* Instruction *
Write out each line of the material again, word for word.

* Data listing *
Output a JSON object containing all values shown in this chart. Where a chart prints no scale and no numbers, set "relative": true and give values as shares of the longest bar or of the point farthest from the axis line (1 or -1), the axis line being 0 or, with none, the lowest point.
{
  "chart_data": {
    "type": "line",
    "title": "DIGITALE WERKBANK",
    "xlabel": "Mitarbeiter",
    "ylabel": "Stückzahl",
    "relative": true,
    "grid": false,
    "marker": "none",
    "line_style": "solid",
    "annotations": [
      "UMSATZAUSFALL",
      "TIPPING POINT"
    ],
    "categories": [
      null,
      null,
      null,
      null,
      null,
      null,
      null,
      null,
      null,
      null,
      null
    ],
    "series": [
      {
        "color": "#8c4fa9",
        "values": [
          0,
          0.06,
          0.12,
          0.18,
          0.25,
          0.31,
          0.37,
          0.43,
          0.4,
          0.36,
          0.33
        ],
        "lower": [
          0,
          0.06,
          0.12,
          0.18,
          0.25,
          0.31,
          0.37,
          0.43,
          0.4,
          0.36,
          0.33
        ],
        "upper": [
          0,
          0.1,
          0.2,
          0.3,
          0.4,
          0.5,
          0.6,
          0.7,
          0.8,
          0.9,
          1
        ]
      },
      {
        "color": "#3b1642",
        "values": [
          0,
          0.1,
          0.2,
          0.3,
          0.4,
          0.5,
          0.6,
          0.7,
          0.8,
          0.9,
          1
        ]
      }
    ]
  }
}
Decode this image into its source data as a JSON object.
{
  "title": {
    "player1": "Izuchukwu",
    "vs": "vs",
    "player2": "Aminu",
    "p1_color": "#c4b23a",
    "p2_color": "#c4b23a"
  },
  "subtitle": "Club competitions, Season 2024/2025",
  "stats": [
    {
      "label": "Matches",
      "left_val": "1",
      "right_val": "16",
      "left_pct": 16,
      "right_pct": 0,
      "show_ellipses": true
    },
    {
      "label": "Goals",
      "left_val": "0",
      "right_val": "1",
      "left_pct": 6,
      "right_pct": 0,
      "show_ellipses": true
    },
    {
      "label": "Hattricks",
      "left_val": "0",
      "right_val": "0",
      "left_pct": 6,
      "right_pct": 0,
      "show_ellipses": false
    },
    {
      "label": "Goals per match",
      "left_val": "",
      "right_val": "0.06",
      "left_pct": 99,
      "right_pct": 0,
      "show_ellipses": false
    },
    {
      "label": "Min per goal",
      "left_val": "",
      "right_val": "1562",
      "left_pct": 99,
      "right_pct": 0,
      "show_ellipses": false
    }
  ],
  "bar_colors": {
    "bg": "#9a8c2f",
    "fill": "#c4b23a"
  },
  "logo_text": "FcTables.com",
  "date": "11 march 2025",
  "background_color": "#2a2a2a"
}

* Solution for this problem *
Output a JSON object containing all values shown in this chart. Where a chart prints no scale and no numbers, set "relative": true and give values as shares of the longest bar or of the point farthest from the axis line (1 or -1), the axis line being 0 or, with none, the lowest point.
{
  "chart_data": {
    "type": "line",
    "title": "DIGITALE WERKBANK",
    "xlabel": "Mitarbeiter",
    "ylabel": "Stückzahl",
    "relative": true,
    "grid": false,
    "marker": "none",
    "line_style": "solid",
    "annotations": [
      "UMSATZAUSFALL",
      "TIPPING POINT"
    ],
    "categories": [
      null,
      null,
      null,
      null,
      null,
      null,
      null,
      null,
      null,
      null,
      null
    ],
    "series": [
      {
        "color": "#8c4fa9",
        "values": [
          0,
          0.06,
          0.12,
          0.18,
          0.25,
          0.31,
          0.37,
          0.43,
          0.4,
          0.36,
          0.33
        ],
        "lower": [
          0,
          0.06,
          0.12,
          0.18,
          0.25,
          0.31,
          0.37,
          0.43,
          0.4,
          0.36,
          0.33
        ],
        "upper": [
          0,
          0.1,
          0.2,
          0.3,
          0.4,
          0.5,
          0.6,
          0.7,
          0.8,
          0.9,
          1
        ]
      },
      {
        "color": "#3b1642",
        "values": [
          0,
          0.1,
          0.2,
          0.3,
          0.4,
          0.5,
          0.6,
          0.7,
          0.8,
          0.9,
          1
        ]
      }
    ]
  }
}
Decode this image into its source data as a JSON object.
{
  "title": {
    "player1": "Izuchukwu",
    "vs": "vs",
    "player2": "Aminu",
    "p1_color": "#c4b23a",
    "p2_color": "#c4b23a"
  },
  "subtitle": "Club competitions, Season 2024/2025",
  "stats": [
    {
      "label": "Matches",
      "left_val": "1",
      "right_val": "16",
      "left_pct": 16,
      "right_pct": 0,
      "show_ellipses": true
    },
    {
      "label": "Goals",
      "left_val": "0",
      "right_val": "1",
      "left_pct": 6,
      "right_pct": 0,
      "show_ellipses": true
    },
    {
      "label": "Hattricks",
      "left_val": "0",
      "right_val": "0",
      "left_pct": 6,
      "right_pct": 0,
      "show_ellipses": false
    },
    {
      "label": "Goals per match",
      "left_val": "",
      "right_val": "0.06",
      "left_pct": 99,
      "right_pct": 0,
      "show_ellipses": false
    },
    {
      "label": "Min per goal",
      "left_val": "",
      "right_val": "1562",
      "left_pct": 99,
      "right_pct": 0,
      "show_ellipses": false
    }
  ],
  "bar_colors": {
    "bg": "#9a8c2f",
    "fill": "#c4b23a"
  },
  "logo_text": "FcTables.com",
  "date": "11 march 2025",
  "background_color": "#2a2a2a"
}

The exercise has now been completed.